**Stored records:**

[start]

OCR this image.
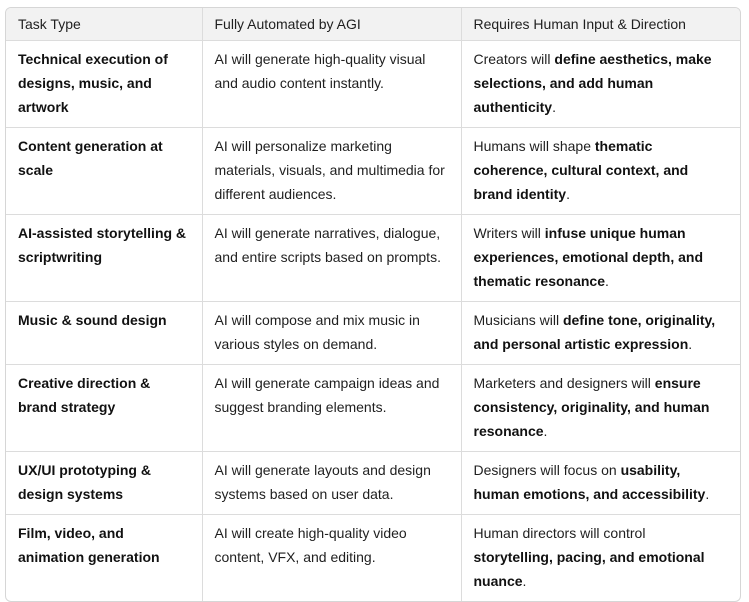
Task Type	Fully Automated by AGI	Requires Human Input & Direction
Technical execution of designs, music, and artwork	AI will generate high-quality visual and audio content instantly.	Creators will define aesthetics, make selections, and add human authenticity.
Content generation at scale	AI will personalize marketing materials, visuals, and multimedia for different audiences.	Humans will shape thematic coherence, cultural context, and brand identity.
AI-assisted storytelling & scriptwriting	AI will generate narratives, dialogue, and entire scripts based on prompts.	Writers will infuse unique human experiences, emotional depth, and thematic resonance.
Music & sound design	AI will compose and mix music in various styles on demand.	Musicians will define tone, originality, and personal artistic expression.
Creative direction & brand strategy	AI will generate campaign ideas and suggest branding elements.	Marketers and designers will ensure consistency, originality, and human resonance.
UX/UI prototyping & design systems	AI will generate layouts and design systems based on user data.	Designers will focus on usability, human emotions, and accessibility.
Film, video, and animation generation	AI will create high-quality video content, VFX, and editing.	Human directors will control storytelling, pacing, and emotional nuance.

[end]

**Your goal:** Identify which lines contain the word "generation" and copy each one.

**Complete answer:**
Content generation at scale	AI will personalize marketing materials, visuals, and multimedia for different audiences.	Humans will shape thematic coherence, cultural context, and brand identity.
Film, video, and animation generation	AI will create high-quality video content, VFX, and editing.	Human directors will control storytelling, pacing, and emotional nuance.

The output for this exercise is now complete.